YOUR INSTRUCTIONS:
Quote the data below in full, please, without altering anything.

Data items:
◇ ◇ ◇ ◇ ◇ ◇ ◇

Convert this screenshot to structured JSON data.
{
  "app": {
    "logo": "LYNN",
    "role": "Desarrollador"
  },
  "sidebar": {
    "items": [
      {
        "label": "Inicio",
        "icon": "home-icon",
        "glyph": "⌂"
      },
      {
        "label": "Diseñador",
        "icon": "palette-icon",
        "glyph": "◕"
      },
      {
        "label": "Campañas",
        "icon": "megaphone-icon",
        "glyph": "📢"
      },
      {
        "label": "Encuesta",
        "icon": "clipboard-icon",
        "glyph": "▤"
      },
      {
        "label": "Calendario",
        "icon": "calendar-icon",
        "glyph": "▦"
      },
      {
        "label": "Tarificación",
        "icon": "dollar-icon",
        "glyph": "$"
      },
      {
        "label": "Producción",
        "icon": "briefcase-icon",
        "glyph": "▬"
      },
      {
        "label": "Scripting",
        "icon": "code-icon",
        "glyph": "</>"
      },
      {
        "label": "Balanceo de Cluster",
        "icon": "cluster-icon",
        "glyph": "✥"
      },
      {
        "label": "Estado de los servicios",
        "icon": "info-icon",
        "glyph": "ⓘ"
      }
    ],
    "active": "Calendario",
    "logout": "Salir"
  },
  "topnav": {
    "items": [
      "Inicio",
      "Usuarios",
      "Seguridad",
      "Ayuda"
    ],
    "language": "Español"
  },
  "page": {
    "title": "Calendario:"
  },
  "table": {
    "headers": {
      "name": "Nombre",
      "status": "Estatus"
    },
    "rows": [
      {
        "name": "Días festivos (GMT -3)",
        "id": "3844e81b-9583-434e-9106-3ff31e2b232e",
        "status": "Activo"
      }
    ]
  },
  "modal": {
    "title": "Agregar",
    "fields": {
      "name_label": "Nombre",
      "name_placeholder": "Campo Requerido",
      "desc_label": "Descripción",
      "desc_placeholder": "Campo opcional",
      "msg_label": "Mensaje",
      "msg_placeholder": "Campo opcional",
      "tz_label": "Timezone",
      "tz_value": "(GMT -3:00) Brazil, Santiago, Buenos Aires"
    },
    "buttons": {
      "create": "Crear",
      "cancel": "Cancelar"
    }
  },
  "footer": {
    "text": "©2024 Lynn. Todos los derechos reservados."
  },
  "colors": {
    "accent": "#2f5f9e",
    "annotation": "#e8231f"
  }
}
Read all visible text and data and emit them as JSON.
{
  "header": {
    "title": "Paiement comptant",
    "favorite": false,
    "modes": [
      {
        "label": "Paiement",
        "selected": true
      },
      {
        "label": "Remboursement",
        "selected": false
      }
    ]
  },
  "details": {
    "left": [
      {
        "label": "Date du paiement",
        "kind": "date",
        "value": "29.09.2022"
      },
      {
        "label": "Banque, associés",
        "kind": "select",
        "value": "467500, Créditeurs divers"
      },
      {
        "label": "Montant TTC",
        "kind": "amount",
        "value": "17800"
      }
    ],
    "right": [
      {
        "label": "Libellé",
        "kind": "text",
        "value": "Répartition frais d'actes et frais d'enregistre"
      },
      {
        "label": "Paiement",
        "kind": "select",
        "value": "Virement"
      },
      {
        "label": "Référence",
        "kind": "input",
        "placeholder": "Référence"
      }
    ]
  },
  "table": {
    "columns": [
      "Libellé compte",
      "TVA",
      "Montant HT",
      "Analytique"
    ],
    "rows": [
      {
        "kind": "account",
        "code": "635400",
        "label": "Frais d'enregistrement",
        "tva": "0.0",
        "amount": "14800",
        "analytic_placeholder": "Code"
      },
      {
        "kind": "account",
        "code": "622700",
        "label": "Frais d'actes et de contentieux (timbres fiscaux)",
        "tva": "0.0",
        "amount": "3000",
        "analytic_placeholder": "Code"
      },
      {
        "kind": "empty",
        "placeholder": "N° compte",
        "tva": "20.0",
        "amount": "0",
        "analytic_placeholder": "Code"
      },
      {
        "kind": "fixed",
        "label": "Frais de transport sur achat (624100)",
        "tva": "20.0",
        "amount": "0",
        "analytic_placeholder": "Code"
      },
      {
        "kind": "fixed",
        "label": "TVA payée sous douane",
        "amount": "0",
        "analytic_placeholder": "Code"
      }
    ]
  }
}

◇ ◇ ◇ ◇ ◇ ◇ ◇

TASK ANSWER:
Convert this screenshot to structured JSON data.
{
  "app": {
    "logo": "LYNN",
    "role": "Desarrollador"
  },
  "sidebar": {
    "items": [
      {
        "label": "Inicio",
        "icon": "home-icon",
        "glyph": "⌂"
      },
      {
        "label": "Diseñador",
        "icon": "palette-icon",
        "glyph": "◕"
      },
      {
        "label": "Campañas",
        "icon": "megaphone-icon",
        "glyph": "📢"
      },
      {
        "label": "Encuesta",
        "icon": "clipboard-icon",
        "glyph": "▤"
      },
      {
        "label": "Calendario",
        "icon": "calendar-icon",
        "glyph": "▦"
      },
      {
        "label": "Tarificación",
        "icon": "dollar-icon",
        "glyph": "$"
      },
      {
        "label": "Producción",
        "icon": "briefcase-icon",
        "glyph": "▬"
      },
      {
        "label": "Scripting",
        "icon": "code-icon",
        "glyph": "</>"
      },
      {
        "label": "Balanceo de Cluster",
        "icon": "cluster-icon",
        "glyph": "✥"
      },
      {
        "label": "Estado de los servicios",
        "icon": "info-icon",
        "glyph": "ⓘ"
      }
    ],
    "active": "Calendario",
    "logout": "Salir"
  },
  "topnav": {
    "items": [
      "Inicio",
      "Usuarios",
      "Seguridad",
      "Ayuda"
    ],
    "language": "Español"
  },
  "page": {
    "title": "Calendario:"
  },
  "table": {
    "headers": {
      "name": "Nombre",
      "status": "Estatus"
    },
    "rows": [
      {
        "name": "Días festivos (GMT -3)",
        "id": "3844e81b-9583-434e-9106-3ff31e2b232e",
        "status": "Activo"
      }
    ]
  },
  "modal": {
    "title": "Agregar",
    "fields": {
      "name_label": "Nombre",
      "name_placeholder": "Campo Requerido",
      "desc_label": "Descripción",
      "desc_placeholder": "Campo opcional",
      "msg_label": "Mensaje",
      "msg_placeholder": "Campo opcional",
      "tz_label": "Timezone",
      "tz_value": "(GMT -3:00) Brazil, Santiago, Buenos Aires"
    },
    "buttons": {
      "create": "Crear",
      "cancel": "Cancelar"
    }
  },
  "footer": {
    "text": "©2024 Lynn. Todos los derechos reservados."
  },
  "colors": {
    "accent": "#2f5f9e",
    "annotation": "#e8231f"
  }
}
Read all visible text and data and emit them as JSON.
{
  "header": {
    "title": "Paiement comptant",
    "favorite": false,
    "modes": [
      {
        "label": "Paiement",
        "selected": true
      },
      {
        "label": "Remboursement",
        "selected": false
      }
    ]
  },
  "details": {
    "left": [
      {
        "label": "Date du paiement",
        "kind": "date",
        "value": "29.09.2022"
      },
      {
        "label": "Banque, associés",
        "kind": "select",
        "value": "467500, Créditeurs divers"
      },
      {
        "label": "Montant TTC",
        "kind": "amount",
        "value": "17800"
      }
    ],
    "right": [
      {
        "label": "Libellé",
        "kind": "text",
        "value": "Répartition frais d'actes et frais d'enregistre"
      },
      {
        "label": "Paiement",
        "kind": "select",
        "value": "Virement"
      },
      {
        "label": "Référence",
        "kind": "input",
        "placeholder": "Référence"
      }
    ]
  },
  "table": {
    "columns": [
      "Libellé compte",
      "TVA",
      "Montant HT",
      "Analytique"
    ],
    "rows": [
      {
        "kind": "account",
        "code": "635400",
        "label": "Frais d'enregistrement",
        "tva": "0.0",
        "amount": "14800",
        "analytic_placeholder": "Code"
      },
      {
        "kind": "account",
        "code": "622700",
        "label": "Frais d'actes et de contentieux (timbres fiscaux)",
        "tva": "0.0",
        "amount": "3000",
        "analytic_placeholder": "Code"
      },
      {
        "kind": "empty",
        "placeholder": "N° compte",
        "tva": "20.0",
        "amount": "0",
        "analytic_placeholder": "Code"
      },
      {
        "kind": "fixed",
        "label": "Frais de transport sur achat (624100)",
        "tva": "20.0",
        "amount": "0",
        "analytic_placeholder": "Code"
      },
      {
        "kind": "fixed",
        "label": "TVA payée sous douane",
        "amount": "0",
        "analytic_placeholder": "Code"
      }
    ]
  }
}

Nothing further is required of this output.